— Goal —
Omit every picture, then give all the entries again exactly.

— Stored data —
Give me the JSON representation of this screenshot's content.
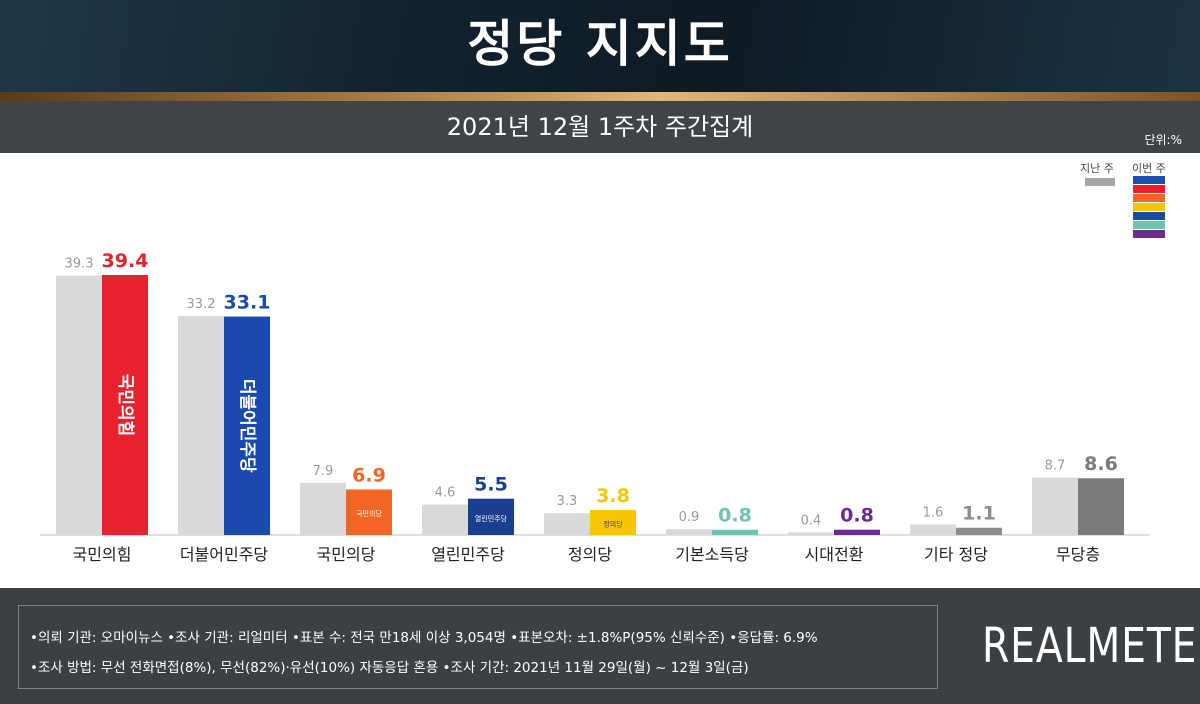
{
  "header": {
    "title": "정당 지지도"
  },
  "subheader": {
    "subtitle": "2021년 12월 1주차 주간집계",
    "unit": "단위:%"
  },
  "legend": {
    "previous": {
      "label": "지난 주",
      "color": "#a6a6a6"
    },
    "current": {
      "label": "이번 주",
      "colors": [
        "#1e4fb0",
        "#e8212e",
        "#f26522",
        "#f6c600",
        "#1a4a9a",
        "#6fc3b2",
        "#6a2c90"
      ]
    }
  },
  "chart_data": {
    "type": "bar",
    "categories": [
      "국민의힘",
      "더불어민주당",
      "국민의당",
      "열린민주당",
      "정의당",
      "기본소득당",
      "시대전환",
      "기타 정당",
      "무당층"
    ],
    "series": [
      {
        "name": "지난 주",
        "values": [
          39.3,
          33.2,
          7.9,
          4.6,
          3.3,
          0.9,
          0.4,
          1.6,
          8.7
        ]
      },
      {
        "name": "이번 주",
        "values": [
          39.4,
          33.1,
          6.9,
          5.5,
          3.8,
          0.8,
          0.8,
          1.1,
          8.6
        ]
      }
    ],
    "current_colors": [
      "#e8212e",
      "#1a4ab0",
      "#f26522",
      "#1b3f8f",
      "#f6c600",
      "#6fc3b2",
      "#6a2c90",
      "#8c8c8c",
      "#7a7a7a"
    ],
    "previous_color": "#d9d9d9",
    "value_label_previous_color": "#9a9a9a",
    "ylim": [
      0,
      45
    ],
    "bar_logos": [
      "국민의힘",
      "더불어민주당",
      "국민의당",
      "열린민주당",
      "정의당",
      "",
      "",
      "",
      ""
    ],
    "grid": false,
    "legend_position": "top-right"
  },
  "footer": {
    "line1": "•의뢰 기관: 오마이뉴스  •조사 기관: 리얼미터  •표본 수: 전국 만18세 이상 3,054명  •표본오차: ±1.8%P(95% 신뢰수준)  •응답률: 6.9%",
    "line2": "•조사 방법: 무선 전화면접(8%), 무선(82%)·유선(10%) 자동응답 혼용   •조사 기간: 2021년 11월 29일(월) ~ 12월 3일(금)",
    "logo": "REALMETER"
  }
}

— Answer for this exercise —
Give me the JSON representation of this screenshot's content.
{
  "header": {
    "title": "정당 지지도"
  },
  "subheader": {
    "subtitle": "2021년 12월 1주차 주간집계",
    "unit": "단위:%"
  },
  "legend": {
    "previous": {
      "label": "지난 주",
      "color": "#a6a6a6"
    },
    "current": {
      "label": "이번 주",
      "colors": [
        "#1e4fb0",
        "#e8212e",
        "#f26522",
        "#f6c600",
        "#1a4a9a",
        "#6fc3b2",
        "#6a2c90"
      ]
    }
  },
  "chart_data": {
    "type": "bar",
    "categories": [
      "국민의힘",
      "더불어민주당",
      "국민의당",
      "열린민주당",
      "정의당",
      "기본소득당",
      "시대전환",
      "기타 정당",
      "무당층"
    ],
    "series": [
      {
        "name": "지난 주",
        "values": [
          39.3,
          33.2,
          7.9,
          4.6,
          3.3,
          0.9,
          0.4,
          1.6,
          8.7
        ]
      },
      {
        "name": "이번 주",
        "values": [
          39.4,
          33.1,
          6.9,
          5.5,
          3.8,
          0.8,
          0.8,
          1.1,
          8.6
        ]
      }
    ],
    "current_colors": [
      "#e8212e",
      "#1a4ab0",
      "#f26522",
      "#1b3f8f",
      "#f6c600",
      "#6fc3b2",
      "#6a2c90",
      "#8c8c8c",
      "#7a7a7a"
    ],
    "previous_color": "#d9d9d9",
    "value_label_previous_color": "#9a9a9a",
    "ylim": [
      0,
      45
    ],
    "bar_logos": [
      "국민의힘",
      "더불어민주당",
      "국민의당",
      "열린민주당",
      "정의당",
      "",
      "",
      "",
      ""
    ],
    "grid": false,
    "legend_position": "top-right"
  },
  "footer": {
    "line1": "•의뢰 기관: 오마이뉴스  •조사 기관: 리얼미터  •표본 수: 전국 만18세 이상 3,054명  •표본오차: ±1.8%P(95% 신뢰수준)  •응답률: 6.9%",
    "line2": "•조사 방법: 무선 전화면접(8%), 무선(82%)·유선(10%) 자동응답 혼용   •조사 기간: 2021년 11월 29일(월) ~ 12월 3일(금)",
    "logo": "REALMETER"
  }
}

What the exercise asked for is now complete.